Required work :: Present each line of the entries below that holds the word "with".

--- START Data supplied ---

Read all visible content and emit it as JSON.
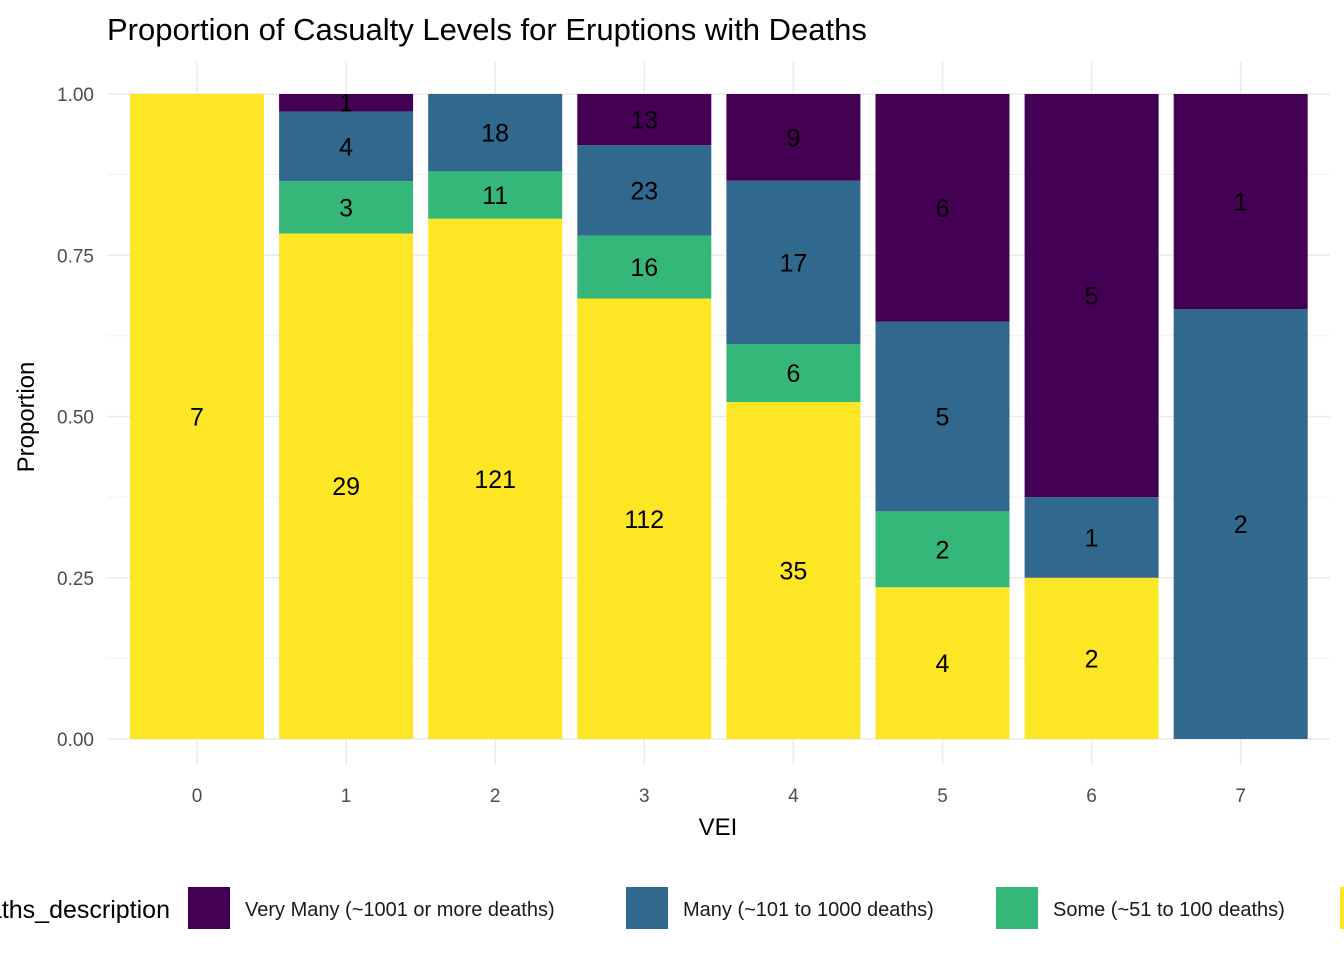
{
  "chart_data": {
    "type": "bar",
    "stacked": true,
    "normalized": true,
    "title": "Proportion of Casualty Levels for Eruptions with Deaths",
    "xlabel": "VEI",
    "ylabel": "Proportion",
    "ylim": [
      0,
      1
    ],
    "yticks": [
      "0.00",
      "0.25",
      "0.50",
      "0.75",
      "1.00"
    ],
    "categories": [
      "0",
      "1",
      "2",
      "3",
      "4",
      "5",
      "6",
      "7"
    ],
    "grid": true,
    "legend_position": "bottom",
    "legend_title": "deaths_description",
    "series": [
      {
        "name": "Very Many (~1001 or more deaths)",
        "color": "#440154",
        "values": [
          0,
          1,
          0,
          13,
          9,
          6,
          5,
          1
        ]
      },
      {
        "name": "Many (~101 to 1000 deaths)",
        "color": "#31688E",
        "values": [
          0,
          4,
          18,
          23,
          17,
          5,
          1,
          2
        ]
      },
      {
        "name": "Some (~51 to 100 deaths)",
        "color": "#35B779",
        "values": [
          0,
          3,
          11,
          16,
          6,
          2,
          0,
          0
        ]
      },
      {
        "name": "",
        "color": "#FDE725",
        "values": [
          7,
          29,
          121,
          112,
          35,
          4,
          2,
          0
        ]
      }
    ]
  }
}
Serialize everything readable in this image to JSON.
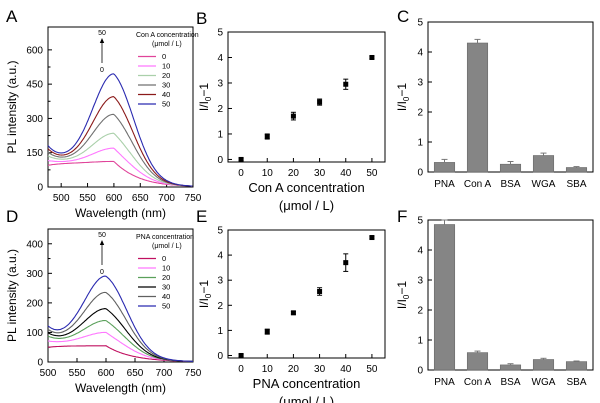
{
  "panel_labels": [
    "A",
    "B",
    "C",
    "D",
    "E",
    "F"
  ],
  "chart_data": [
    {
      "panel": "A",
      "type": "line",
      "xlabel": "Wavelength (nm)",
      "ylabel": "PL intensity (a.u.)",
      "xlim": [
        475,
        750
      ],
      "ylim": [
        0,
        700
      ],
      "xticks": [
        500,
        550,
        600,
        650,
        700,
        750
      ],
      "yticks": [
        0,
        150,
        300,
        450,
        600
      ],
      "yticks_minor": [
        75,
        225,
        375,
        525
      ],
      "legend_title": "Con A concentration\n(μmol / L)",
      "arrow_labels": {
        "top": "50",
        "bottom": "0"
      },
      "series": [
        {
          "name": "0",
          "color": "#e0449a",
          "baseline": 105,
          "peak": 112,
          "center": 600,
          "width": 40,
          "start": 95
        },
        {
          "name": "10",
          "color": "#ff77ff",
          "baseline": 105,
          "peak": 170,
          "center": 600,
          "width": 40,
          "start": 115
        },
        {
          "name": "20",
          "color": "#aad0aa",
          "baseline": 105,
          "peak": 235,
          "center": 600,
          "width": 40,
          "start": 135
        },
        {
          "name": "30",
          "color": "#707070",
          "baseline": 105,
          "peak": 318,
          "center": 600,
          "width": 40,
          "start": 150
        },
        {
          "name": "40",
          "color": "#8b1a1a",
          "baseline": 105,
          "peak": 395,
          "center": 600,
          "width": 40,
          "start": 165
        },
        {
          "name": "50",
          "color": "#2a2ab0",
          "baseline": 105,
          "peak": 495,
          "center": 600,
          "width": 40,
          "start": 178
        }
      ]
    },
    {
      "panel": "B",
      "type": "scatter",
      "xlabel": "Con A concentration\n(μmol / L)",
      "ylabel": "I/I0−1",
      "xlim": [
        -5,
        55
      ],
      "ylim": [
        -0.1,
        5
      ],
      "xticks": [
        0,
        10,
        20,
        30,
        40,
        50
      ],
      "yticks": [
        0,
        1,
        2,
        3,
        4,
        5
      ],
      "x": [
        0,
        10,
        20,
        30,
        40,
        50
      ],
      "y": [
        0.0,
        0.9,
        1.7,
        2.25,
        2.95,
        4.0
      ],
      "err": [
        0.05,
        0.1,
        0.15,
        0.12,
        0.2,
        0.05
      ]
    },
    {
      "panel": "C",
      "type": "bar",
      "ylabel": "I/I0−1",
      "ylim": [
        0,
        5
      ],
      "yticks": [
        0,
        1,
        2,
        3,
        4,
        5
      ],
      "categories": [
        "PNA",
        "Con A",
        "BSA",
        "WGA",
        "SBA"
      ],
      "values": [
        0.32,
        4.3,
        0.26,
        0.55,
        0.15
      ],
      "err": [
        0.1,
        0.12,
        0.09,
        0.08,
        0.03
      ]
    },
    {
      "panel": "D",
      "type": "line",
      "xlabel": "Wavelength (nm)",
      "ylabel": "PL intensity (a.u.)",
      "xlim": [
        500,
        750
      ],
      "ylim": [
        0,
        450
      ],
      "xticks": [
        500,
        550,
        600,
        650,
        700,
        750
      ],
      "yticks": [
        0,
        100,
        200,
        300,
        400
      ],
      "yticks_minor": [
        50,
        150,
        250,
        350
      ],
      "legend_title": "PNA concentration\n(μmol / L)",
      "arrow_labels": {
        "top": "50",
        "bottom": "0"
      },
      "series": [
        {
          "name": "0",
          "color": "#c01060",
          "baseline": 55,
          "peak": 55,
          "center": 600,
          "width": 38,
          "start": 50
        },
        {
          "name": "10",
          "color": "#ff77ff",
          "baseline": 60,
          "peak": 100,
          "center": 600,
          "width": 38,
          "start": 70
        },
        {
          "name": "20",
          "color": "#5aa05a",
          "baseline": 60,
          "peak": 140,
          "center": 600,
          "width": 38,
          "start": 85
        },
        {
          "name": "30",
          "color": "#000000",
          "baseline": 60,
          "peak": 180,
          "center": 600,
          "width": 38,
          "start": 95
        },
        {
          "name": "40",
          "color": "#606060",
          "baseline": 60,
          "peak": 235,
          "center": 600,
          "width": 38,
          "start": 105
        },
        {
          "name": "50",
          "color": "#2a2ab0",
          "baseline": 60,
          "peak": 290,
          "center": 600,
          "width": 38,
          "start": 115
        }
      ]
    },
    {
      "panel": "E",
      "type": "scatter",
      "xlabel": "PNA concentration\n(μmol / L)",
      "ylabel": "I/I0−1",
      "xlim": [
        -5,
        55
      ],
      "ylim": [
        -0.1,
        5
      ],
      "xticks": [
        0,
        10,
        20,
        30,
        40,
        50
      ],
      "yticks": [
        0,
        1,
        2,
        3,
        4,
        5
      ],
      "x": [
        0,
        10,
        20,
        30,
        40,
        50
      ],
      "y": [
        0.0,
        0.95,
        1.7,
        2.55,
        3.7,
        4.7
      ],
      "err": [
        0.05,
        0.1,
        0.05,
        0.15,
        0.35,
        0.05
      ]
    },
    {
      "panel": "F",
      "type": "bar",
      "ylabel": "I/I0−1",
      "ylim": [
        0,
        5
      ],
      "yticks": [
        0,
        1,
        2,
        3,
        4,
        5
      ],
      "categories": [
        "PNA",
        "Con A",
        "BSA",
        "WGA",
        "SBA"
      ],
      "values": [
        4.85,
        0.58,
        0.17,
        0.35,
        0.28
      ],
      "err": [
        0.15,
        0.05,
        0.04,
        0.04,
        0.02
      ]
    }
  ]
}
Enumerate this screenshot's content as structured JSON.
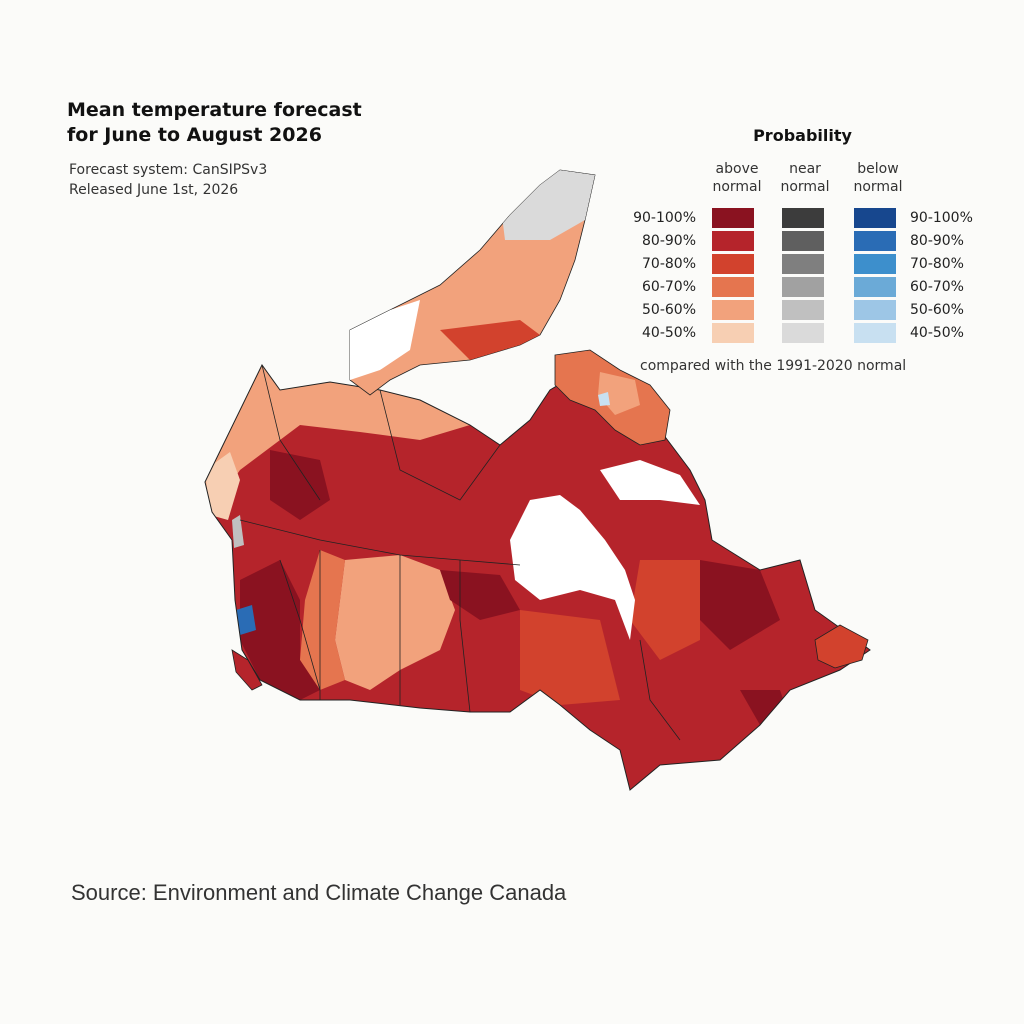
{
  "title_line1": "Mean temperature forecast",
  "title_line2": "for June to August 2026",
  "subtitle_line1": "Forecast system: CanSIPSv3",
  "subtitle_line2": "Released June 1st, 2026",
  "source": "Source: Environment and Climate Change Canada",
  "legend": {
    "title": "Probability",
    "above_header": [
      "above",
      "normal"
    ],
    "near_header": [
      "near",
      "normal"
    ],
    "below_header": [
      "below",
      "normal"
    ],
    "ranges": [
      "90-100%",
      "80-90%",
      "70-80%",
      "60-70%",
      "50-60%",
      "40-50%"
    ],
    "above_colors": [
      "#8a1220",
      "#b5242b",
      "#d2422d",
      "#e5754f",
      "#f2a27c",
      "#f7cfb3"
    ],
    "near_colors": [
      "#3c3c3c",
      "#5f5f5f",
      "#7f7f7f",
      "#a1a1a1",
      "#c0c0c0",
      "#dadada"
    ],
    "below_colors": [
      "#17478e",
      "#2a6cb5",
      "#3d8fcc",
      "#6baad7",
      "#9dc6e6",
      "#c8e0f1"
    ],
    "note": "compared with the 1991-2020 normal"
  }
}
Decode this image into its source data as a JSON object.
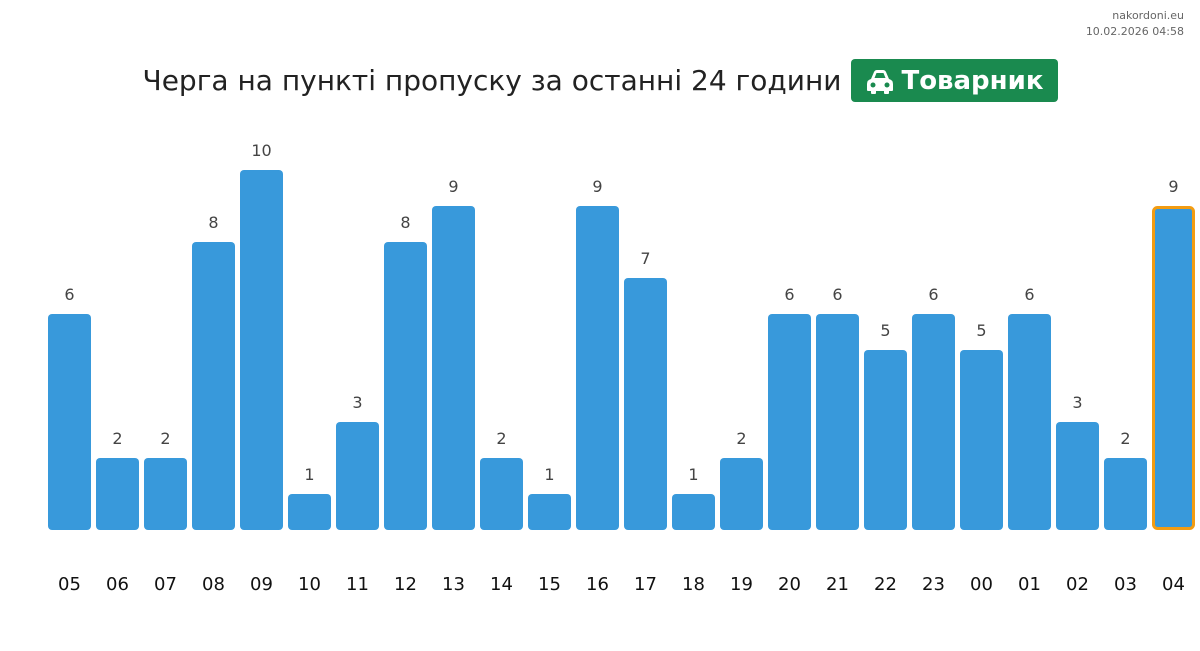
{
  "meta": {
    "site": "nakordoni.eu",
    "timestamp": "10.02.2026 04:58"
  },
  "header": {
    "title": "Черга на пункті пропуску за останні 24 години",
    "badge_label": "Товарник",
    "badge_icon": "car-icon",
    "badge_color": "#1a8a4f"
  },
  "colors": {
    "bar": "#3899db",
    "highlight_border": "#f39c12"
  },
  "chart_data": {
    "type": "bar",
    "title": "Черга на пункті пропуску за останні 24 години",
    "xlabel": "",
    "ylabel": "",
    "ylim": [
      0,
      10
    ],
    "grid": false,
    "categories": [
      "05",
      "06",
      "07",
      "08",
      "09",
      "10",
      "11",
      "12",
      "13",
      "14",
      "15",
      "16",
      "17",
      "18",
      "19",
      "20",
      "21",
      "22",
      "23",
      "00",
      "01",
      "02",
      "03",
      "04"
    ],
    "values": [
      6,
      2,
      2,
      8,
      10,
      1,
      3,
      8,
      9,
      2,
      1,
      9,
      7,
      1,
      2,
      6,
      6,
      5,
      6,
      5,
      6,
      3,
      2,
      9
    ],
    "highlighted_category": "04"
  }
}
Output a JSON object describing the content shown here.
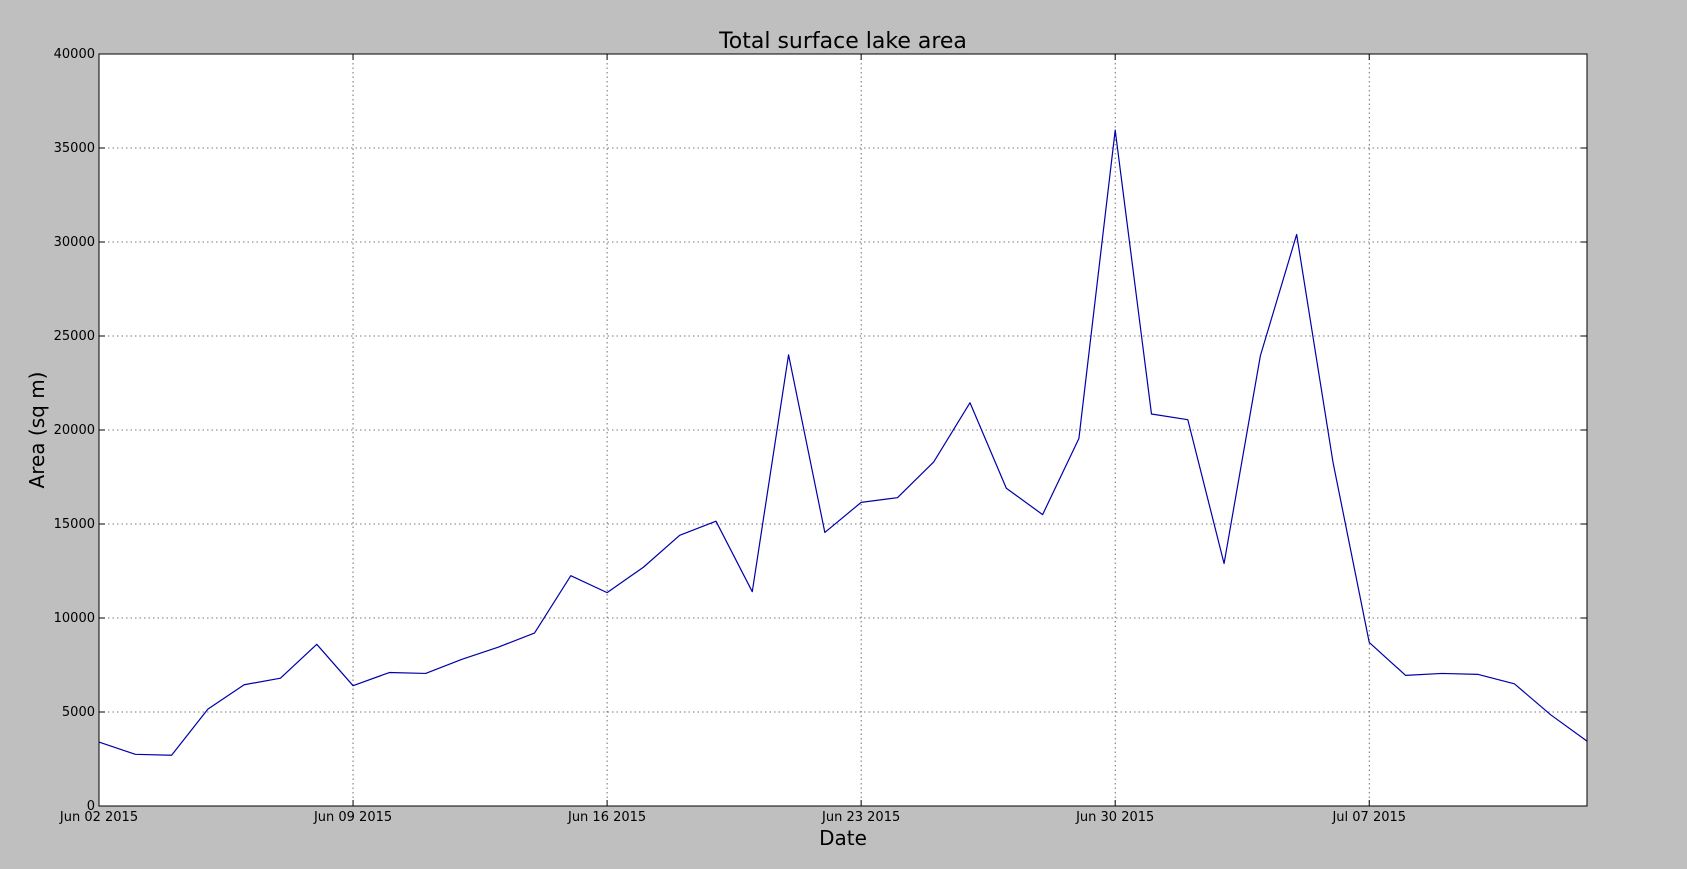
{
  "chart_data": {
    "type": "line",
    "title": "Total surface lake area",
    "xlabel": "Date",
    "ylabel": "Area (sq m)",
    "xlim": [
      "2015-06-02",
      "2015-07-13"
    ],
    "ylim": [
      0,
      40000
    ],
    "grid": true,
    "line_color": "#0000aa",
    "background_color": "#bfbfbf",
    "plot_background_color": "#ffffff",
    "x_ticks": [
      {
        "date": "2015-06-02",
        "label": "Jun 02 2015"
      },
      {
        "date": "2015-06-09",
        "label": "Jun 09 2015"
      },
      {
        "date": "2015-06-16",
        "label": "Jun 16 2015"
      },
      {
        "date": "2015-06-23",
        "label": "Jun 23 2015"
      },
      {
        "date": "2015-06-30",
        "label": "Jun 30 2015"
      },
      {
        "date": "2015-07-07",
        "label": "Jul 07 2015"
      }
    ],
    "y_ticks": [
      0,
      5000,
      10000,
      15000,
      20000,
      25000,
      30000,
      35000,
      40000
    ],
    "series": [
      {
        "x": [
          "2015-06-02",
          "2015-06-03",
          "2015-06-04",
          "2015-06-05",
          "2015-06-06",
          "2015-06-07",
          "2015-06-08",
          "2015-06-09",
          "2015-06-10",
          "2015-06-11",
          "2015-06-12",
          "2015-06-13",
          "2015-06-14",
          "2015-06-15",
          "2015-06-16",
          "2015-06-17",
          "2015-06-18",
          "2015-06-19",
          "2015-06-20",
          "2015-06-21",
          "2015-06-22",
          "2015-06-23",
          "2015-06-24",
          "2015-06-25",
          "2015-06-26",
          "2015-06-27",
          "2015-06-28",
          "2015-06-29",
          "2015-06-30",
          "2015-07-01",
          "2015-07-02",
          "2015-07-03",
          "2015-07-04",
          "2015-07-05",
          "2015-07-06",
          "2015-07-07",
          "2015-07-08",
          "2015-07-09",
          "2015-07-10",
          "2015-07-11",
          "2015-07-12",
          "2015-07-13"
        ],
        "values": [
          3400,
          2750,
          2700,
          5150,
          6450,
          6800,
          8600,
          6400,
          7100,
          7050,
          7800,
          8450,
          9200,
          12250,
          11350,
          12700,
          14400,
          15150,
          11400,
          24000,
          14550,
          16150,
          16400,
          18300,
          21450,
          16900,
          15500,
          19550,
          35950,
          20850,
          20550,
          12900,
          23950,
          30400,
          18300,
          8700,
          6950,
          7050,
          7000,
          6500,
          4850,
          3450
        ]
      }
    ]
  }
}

--- END Data supplied ---

Written reply ::
    "title": "Proportion of Casualty Levels for Eruptions with Deaths",
    "note": "compared with the 1991-2020 normal"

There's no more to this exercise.